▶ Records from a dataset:
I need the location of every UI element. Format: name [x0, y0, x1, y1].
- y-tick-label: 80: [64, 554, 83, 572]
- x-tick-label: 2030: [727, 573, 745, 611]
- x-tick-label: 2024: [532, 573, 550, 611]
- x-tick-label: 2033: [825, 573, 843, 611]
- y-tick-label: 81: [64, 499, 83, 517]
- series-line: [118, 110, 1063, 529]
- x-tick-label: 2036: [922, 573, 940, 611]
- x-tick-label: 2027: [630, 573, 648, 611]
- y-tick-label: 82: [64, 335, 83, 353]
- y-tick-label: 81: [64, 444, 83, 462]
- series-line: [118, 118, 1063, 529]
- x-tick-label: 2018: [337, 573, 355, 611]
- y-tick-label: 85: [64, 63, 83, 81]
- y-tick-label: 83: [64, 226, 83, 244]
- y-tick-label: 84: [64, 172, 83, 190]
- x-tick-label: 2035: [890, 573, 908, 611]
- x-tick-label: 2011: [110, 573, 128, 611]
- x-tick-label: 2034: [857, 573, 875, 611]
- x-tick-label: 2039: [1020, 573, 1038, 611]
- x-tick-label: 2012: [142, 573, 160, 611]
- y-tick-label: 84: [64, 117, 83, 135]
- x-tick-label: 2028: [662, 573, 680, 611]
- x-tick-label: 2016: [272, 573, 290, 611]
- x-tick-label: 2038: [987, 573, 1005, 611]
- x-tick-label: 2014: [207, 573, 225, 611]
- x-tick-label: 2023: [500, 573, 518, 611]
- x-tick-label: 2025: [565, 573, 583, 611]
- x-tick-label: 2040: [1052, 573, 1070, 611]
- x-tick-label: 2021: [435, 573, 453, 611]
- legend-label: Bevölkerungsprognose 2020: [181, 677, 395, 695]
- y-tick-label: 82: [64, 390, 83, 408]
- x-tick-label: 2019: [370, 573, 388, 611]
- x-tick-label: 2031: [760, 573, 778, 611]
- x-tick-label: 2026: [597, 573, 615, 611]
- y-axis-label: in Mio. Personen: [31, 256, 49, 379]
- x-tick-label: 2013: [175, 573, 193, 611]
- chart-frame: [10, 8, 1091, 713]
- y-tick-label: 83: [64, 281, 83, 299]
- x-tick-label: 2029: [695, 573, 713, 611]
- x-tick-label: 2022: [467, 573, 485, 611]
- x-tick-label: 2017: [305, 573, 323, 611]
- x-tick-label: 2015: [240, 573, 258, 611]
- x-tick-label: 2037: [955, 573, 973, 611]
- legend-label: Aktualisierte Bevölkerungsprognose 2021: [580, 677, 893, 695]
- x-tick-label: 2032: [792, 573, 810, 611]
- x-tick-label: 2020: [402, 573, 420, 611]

▶ Brief:
Convert the records above, from their first line through the line containing "- y-tick-label: 84: [64, 117, 83, 135]", into a Markdown table with the columns Row and Line. Include both end lines and leave out any blank lines.

▶ Completed task:
| Row | Line |
|---|---|
| 1 | I need the location of every UI element. Format: name [x0, y0, x1, y1]. |
| 2 | - y-tick-label: 80: [64, 554, 83, 572] |
| 3 | - x-tick-label: 2030: [727, 573, 745, 611] |
| 4 | - x-tick-label: 2024: [532, 573, 550, 611] |
| 5 | - x-tick-label: 2033: [825, 573, 843, 611] |
| 6 | - y-tick-label: 81: [64, 499, 83, 517] |
| 7 | - series-line: [118, 110, 1063, 529] |
| 8 | - x-tick-label: 2036: [922, 573, 940, 611] |
| 9 | - x-tick-label: 2027: [630, 573, 648, 611] |
| 10 | - y-tick-label: 82: [64, 335, 83, 353] |
| 11 | - y-tick-label: 81: [64, 444, 83, 462] |
| 12 | - series-line: [118, 118, 1063, 529] |
| 13 | - x-tick-label: 2018: [337, 573, 355, 611] |
| 14 | - y-tick-label: 85: [64, 63, 83, 81] |
| 15 | - y-tick-label: 83: [64, 226, 83, 244] |
| 16 | - y-tick-label: 84: [64, 172, 83, 190] |
| 17 | - x-tick-label: 2035: [890, 573, 908, 611] |
| 18 | - x-tick-label: 2011: [110, 573, 128, 611] |
| 19 | - x-tick-label: 2034: [857, 573, 875, 611] |
| 20 | - x-tick-label: 2039: [1020, 573, 1038, 611] |
| 21 | - x-tick-label: 2012: [142, 573, 160, 611] |
| 22 | - y-tick-label: 84: [64, 117, 83, 135] |